- **KUTIPAN PILIHAN**
========

7/29/2006

Sumpah Pemuda, Kemerdekaan Dan Fitrah Manusia

Bagi para pemuda tanggal 28 Oktober merupakan bulan yang istimewa. Karena setiap tanggal 28 Oktober diperingati sebagai hari Sumpah Pemuda. Dalam Sejarah dikisahkan bahwa pada tanggal 28 oktober 1928 para pemuda yang terdiri berbagai perkumpulan kedaerahan seperti Jong Java, Jong Sumatera, Jong Celebes, Jong Ambon dan seterusnya menyatukan tekad bersama untuk menyatukan Indonesia. Dari sinilah kemudian lahirnya teks Sumpah Pemuda yang setiap anak sekolah menghapalnya.


Bagi para pemuda tanggal 28 Oktober merupakan bulan yang istimewa. Karena setiap tanggal 28 Oktober diperingati sebagai hari Sumpah Pemuda. Dalam Sejarah dikisahkan bahwa pada tanggal 28 oktober 1928 para pemuda yang terdiri berbagai perkumpulan kedaerahan seperti Jong Java, Jong Sumatera, Jong Celebes, Jong Ambon dan seterusnya menyatukan tekad bersama untuk menyatukan Indonesia. Dari sinilah kemudian lahirnya teks Sumpah Pemuda yang setiap anak sekolah menghapalnya.

Cita-cita pemuda pada saat itu sebenarnya sederhana yakni ingin mewujudkan kemerdekaan Indonesia secepatnya. Tetapi kenyataannya kemerdekaan tersebut baru kita capai setelah 17 tahun kemudian.

========

- **BAHAN YANG DIBERIKAN**
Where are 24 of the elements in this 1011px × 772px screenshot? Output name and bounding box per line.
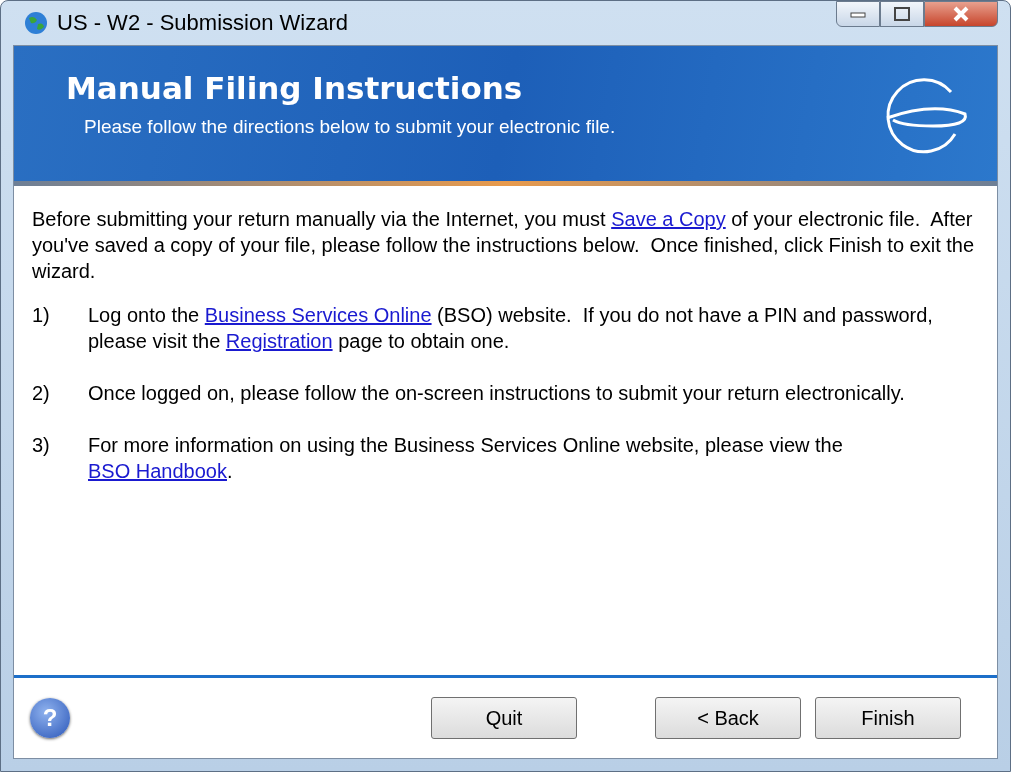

========

Lanjutkan kutipan tentang Sumpah Pemuda dan kemerdekaan mulai setelah kalimat terakhirnya.

- **JAWABAN**
Suatu koinsendensi yang tepat perayaan kemerdekaan juga dilaksanakan pada setiap tanggal 17 Agustus. Kebetulan baru dua bulan lalu kita memperingatinya. Jadi ada korelasi histories dan batiniah antara sumpah pemuda dengan hari kemerdekaan. Sebagai pemuda yang hidup di zaman kemerdekaan dengan segala kemajuan yang telah dicapai wajib untuk tetap memberikan ikhtiar penuh tenaga bagi upaya-upaya mengisi kemerdekaan itu. Berkaitan dengan hal itu ada dua pertanyaan yang ingin dijawab pada kesempatan ini yaitu, pertama, apa makna mendasar kemerdekaan itu, kedua, apa kita telah sungguh-sungguh dalam mengisi kemerdekaan dengan jargon reformasi saat ini? Mudah-mudahan ini berguna bagi upaya memberikan pemaknaan perennial bagi perayaan sumpah pemuda.

Kemerdekaan merupakan hak asasi yang pertama. Inti dari kemerdekaan adalah terbebasnya manusia dari belenggu yang memperbudak manusia. Perbudakan mewujud dalam berbagai bentuk dan dimensi realitas. Pada masa sekarang belenggu itu dapat berupa ketergantungan ekonomi pada negara-negara yang lebih maju dalam bentuk utang. Dengan mudah bisa kita jelaskan akibat dari jebakan utang yang menjerat bangsa kita saat ini. Salah satu akibatnya anggaran yang seharusnya untuk membiayai pembangunan dalam negeri hampir separuhnya dipakai untuk membayar utang. Belum lagi tekanan politik dari negara-negara kreditor.

Pada era kepemimpinan Soekarno, dia mengobarkan semangat kemandirian bangsa. Jargon yang terkenal dari beliau adalah “Berdikari”, berdiri di atas kaki sendiri. Sokarno tidak mau bangsa Indonesia terjerat dengan imprealisme ekonomi negara lain.

Apa yang terjadi kini, cita-cita founding father itu tidak tidak menjadi kenyataan. Seperti di singgung di depan bangsa ini telah masuk dalam perangkap utang (debt trap). Untuk mengakhiri semua ini memang dibutuhkan strategi ekonomi dan politik. Tetapi tidak hanya sampai disitu, kita perlu merenungkan makna kemerdekaan tersebut dari sapek yang terdalam.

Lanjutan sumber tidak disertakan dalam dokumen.